**TASK PROMPT**
Retype each entry below exactly as it stands.
-- RECORDS TO PROCESS start --
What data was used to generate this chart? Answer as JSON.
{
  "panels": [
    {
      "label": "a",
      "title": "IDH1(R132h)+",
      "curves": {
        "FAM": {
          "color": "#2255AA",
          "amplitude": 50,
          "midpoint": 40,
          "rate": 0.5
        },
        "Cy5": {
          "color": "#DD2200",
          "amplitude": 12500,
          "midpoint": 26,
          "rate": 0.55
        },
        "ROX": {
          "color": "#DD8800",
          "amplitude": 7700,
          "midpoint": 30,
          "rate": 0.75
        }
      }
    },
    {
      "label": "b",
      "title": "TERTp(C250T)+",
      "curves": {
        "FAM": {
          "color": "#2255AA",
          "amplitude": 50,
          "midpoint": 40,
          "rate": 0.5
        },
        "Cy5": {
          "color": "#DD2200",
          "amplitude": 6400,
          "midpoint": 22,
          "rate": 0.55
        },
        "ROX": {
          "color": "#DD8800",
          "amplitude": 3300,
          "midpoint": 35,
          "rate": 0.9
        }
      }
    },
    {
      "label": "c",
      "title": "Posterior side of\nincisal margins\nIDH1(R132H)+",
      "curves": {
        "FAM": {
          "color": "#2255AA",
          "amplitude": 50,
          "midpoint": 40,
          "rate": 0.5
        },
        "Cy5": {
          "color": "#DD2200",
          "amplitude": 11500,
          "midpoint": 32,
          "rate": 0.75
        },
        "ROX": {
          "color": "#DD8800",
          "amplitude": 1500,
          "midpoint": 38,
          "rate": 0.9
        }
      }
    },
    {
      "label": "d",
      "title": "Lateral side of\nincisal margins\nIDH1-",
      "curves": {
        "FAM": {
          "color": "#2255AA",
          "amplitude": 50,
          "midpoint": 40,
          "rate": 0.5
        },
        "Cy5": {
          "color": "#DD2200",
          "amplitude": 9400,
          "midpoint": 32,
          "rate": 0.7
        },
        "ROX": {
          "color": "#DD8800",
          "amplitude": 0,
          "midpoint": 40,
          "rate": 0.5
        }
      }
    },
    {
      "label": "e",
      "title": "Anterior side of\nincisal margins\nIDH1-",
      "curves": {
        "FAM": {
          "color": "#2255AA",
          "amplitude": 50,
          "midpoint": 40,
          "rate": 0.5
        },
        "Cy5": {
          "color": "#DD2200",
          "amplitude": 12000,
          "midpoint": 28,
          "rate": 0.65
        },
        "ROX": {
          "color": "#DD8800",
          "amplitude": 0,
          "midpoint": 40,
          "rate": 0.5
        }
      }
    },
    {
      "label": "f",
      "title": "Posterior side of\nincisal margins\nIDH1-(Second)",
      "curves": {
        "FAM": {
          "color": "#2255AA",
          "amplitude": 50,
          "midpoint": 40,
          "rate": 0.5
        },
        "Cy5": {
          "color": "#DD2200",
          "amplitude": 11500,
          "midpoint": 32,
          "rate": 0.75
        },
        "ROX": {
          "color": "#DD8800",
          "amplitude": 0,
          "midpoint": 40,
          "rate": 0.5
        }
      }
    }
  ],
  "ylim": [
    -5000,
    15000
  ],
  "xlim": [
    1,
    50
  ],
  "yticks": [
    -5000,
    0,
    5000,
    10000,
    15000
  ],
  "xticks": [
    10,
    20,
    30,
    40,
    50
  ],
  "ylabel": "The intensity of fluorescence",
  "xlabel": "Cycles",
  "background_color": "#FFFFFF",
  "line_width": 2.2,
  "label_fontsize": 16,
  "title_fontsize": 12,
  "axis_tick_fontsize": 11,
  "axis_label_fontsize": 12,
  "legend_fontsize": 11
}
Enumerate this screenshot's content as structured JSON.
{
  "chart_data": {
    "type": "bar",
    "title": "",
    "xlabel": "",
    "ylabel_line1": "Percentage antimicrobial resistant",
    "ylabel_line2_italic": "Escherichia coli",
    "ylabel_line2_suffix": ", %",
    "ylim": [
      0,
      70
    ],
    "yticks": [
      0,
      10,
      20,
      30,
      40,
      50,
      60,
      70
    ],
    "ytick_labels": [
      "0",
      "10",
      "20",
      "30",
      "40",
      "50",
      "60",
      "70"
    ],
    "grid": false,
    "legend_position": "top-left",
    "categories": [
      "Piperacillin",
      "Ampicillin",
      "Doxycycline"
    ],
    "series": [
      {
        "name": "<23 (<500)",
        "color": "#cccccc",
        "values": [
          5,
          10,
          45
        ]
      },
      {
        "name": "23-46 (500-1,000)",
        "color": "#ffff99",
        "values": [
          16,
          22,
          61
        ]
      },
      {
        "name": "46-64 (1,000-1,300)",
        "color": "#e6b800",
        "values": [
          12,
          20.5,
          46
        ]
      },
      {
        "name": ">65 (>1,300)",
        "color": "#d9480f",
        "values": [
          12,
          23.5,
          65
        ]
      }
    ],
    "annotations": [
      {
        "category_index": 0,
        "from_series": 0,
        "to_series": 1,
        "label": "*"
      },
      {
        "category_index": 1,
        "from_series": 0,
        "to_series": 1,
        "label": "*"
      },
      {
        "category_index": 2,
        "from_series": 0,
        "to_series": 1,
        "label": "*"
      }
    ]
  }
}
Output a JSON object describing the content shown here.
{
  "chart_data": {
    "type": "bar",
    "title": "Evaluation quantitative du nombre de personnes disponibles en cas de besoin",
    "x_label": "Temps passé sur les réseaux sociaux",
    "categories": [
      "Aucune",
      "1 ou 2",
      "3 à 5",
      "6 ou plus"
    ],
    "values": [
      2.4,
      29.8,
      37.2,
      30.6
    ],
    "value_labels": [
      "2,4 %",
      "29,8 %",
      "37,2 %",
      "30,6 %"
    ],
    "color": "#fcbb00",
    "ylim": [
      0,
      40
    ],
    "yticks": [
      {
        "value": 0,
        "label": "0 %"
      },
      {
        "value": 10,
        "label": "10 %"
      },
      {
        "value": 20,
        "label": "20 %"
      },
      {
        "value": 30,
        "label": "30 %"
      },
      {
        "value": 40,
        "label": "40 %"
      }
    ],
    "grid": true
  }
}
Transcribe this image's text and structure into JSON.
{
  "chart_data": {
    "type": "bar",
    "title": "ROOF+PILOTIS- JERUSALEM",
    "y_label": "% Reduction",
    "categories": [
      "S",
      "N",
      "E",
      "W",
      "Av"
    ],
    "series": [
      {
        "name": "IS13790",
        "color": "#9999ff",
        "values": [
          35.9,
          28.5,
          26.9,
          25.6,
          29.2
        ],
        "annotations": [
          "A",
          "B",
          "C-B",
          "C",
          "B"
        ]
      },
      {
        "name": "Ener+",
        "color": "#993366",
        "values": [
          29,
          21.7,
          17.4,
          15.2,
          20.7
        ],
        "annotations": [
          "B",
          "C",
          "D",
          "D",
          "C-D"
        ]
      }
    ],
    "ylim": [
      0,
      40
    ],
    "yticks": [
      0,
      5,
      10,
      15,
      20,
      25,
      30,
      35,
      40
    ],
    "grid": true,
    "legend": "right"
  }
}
-- RECORDS TO PROCESS end --
**CORRECT RESPONSE**
What data was used to generate this chart? Answer as JSON.
{
  "panels": [
    {
      "label": "a",
      "title": "IDH1(R132h)+",
      "curves": {
        "FAM": {
          "color": "#2255AA",
          "amplitude": 50,
          "midpoint": 40,
          "rate": 0.5
        },
        "Cy5": {
          "color": "#DD2200",
          "amplitude": 12500,
          "midpoint": 26,
          "rate": 0.55
        },
        "ROX": {
          "color": "#DD8800",
          "amplitude": 7700,
          "midpoint": 30,
          "rate": 0.75
        }
      }
    },
    {
      "label": "b",
      "title": "TERTp(C250T)+",
      "curves": {
        "FAM": {
          "color": "#2255AA",
          "amplitude": 50,
          "midpoint": 40,
          "rate": 0.5
        },
        "Cy5": {
          "color": "#DD2200",
          "amplitude": 6400,
          "midpoint": 22,
          "rate": 0.55
        },
        "ROX": {
          "color": "#DD8800",
          "amplitude": 3300,
          "midpoint": 35,
          "rate": 0.9
        }
      }
    },
    {
      "label": "c",
      "title": "Posterior side of\nincisal margins\nIDH1(R132H)+",
      "curves": {
        "FAM": {
          "color": "#2255AA",
          "amplitude": 50,
          "midpoint": 40,
          "rate": 0.5
        },
        "Cy5": {
          "color": "#DD2200",
          "amplitude": 11500,
          "midpoint": 32,
          "rate": 0.75
        },
        "ROX": {
          "color": "#DD8800",
          "amplitude": 1500,
          "midpoint": 38,
          "rate": 0.9
        }
      }
    },
    {
      "label": "d",
      "title": "Lateral side of\nincisal margins\nIDH1-",
      "curves": {
        "FAM": {
          "color": "#2255AA",
          "amplitude": 50,
          "midpoint": 40,
          "rate": 0.5
        },
        "Cy5": {
          "color": "#DD2200",
          "amplitude": 9400,
          "midpoint": 32,
          "rate": 0.7
        },
        "ROX": {
          "color": "#DD8800",
          "amplitude": 0,
          "midpoint": 40,
          "rate": 0.5
        }
      }
    },
    {
      "label": "e",
      "title": "Anterior side of\nincisal margins\nIDH1-",
      "curves": {
        "FAM": {
          "color": "#2255AA",
          "amplitude": 50,
          "midpoint": 40,
          "rate": 0.5
        },
        "Cy5": {
          "color": "#DD2200",
          "amplitude": 12000,
          "midpoint": 28,
          "rate": 0.65
        },
        "ROX": {
          "color": "#DD8800",
          "amplitude": 0,
          "midpoint": 40,
          "rate": 0.5
        }
      }
    },
    {
      "label": "f",
      "title": "Posterior side of\nincisal margins\nIDH1-(Second)",
      "curves": {
        "FAM": {
          "color": "#2255AA",
          "amplitude": 50,
          "midpoint": 40,
          "rate": 0.5
        },
        "Cy5": {
          "color": "#DD2200",
          "amplitude": 11500,
          "midpoint": 32,
          "rate": 0.75
        },
        "ROX": {
          "color": "#DD8800",
          "amplitude": 0,
          "midpoint": 40,
          "rate": 0.5
        }
      }
    }
  ],
  "ylim": [
    -5000,
    15000
  ],
  "xlim": [
    1,
    50
  ],
  "yticks": [
    -5000,
    0,
    5000,
    10000,
    15000
  ],
  "xticks": [
    10,
    20,
    30,
    40,
    50
  ],
  "ylabel": "The intensity of fluorescence",
  "xlabel": "Cycles",
  "background_color": "#FFFFFF",
  "line_width": 2.2,
  "label_fontsize": 16,
  "title_fontsize": 12,
  "axis_tick_fontsize": 11,
  "axis_label_fontsize": 12,
  "legend_fontsize": 11
}
Enumerate this screenshot's content as structured JSON.
{
  "chart_data": {
    "type": "bar",
    "title": "",
    "xlabel": "",
    "ylabel_line1": "Percentage antimicrobial resistant",
    "ylabel_line2_italic": "Escherichia coli",
    "ylabel_line2_suffix": ", %",
    "ylim": [
      0,
      70
    ],
    "yticks": [
      0,
      10,
      20,
      30,
      40,
      50,
      60,
      70
    ],
    "ytick_labels": [
      "0",
      "10",
      "20",
      "30",
      "40",
      "50",
      "60",
      "70"
    ],
    "grid": false,
    "legend_position": "top-left",
    "categories": [
      "Piperacillin",
      "Ampicillin",
      "Doxycycline"
    ],
    "series": [
      {
        "name": "<23 (<500)",
        "color": "#cccccc",
        "values": [
          5,
          10,
          45
        ]
      },
      {
        "name": "23-46 (500-1,000)",
        "color": "#ffff99",
        "values": [
          16,
          22,
          61
        ]
      },
      {
        "name": "46-64 (1,000-1,300)",
        "color": "#e6b800",
        "values": [
          12,
          20.5,
          46
        ]
      },
      {
        "name": ">65 (>1,300)",
        "color": "#d9480f",
        "values": [
          12,
          23.5,
          65
        ]
      }
    ],
    "annotations": [
      {
        "category_index": 0,
        "from_series": 0,
        "to_series": 1,
        "label": "*"
      },
      {
        "category_index": 1,
        "from_series": 0,
        "to_series": 1,
        "label": "*"
      },
      {
        "category_index": 2,
        "from_series": 0,
        "to_series": 1,
        "label": "*"
      }
    ]
  }
}
Output a JSON object describing the content shown here.
{
  "chart_data": {
    "type": "bar",
    "title": "Evaluation quantitative du nombre de personnes disponibles en cas de besoin",
    "x_label": "Temps passé sur les réseaux sociaux",
    "categories": [
      "Aucune",
      "1 ou 2",
      "3 à 5",
      "6 ou plus"
    ],
    "values": [
      2.4,
      29.8,
      37.2,
      30.6
    ],
    "value_labels": [
      "2,4 %",
      "29,8 %",
      "37,2 %",
      "30,6 %"
    ],
    "color": "#fcbb00",
    "ylim": [
      0,
      40
    ],
    "yticks": [
      {
        "value": 0,
        "label": "0 %"
      },
      {
        "value": 10,
        "label": "10 %"
      },
      {
        "value": 20,
        "label": "20 %"
      },
      {
        "value": 30,
        "label": "30 %"
      },
      {
        "value": 40,
        "label": "40 %"
      }
    ],
    "grid": true
  }
}
Transcribe this image's text and structure into JSON.
{
  "chart_data": {
    "type": "bar",
    "title": "ROOF+PILOTIS- JERUSALEM",
    "y_label": "% Reduction",
    "categories": [
      "S",
      "N",
      "E",
      "W",
      "Av"
    ],
    "series": [
      {
        "name": "IS13790",
        "color": "#9999ff",
        "values": [
          35.9,
          28.5,
          26.9,
          25.6,
          29.2
        ],
        "annotations": [
          "A",
          "B",
          "C-B",
          "C",
          "B"
        ]
      },
      {
        "name": "Ener+",
        "color": "#993366",
        "values": [
          29,
          21.7,
          17.4,
          15.2,
          20.7
        ],
        "annotations": [
          "B",
          "C",
          "D",
          "D",
          "C-D"
        ]
      }
    ],
    "ylim": [
      0,
      40
    ],
    "yticks": [
      0,
      5,
      10,
      15,
      20,
      25,
      30,
      35,
      40
    ],
    "grid": true,
    "legend": "right"
  }
}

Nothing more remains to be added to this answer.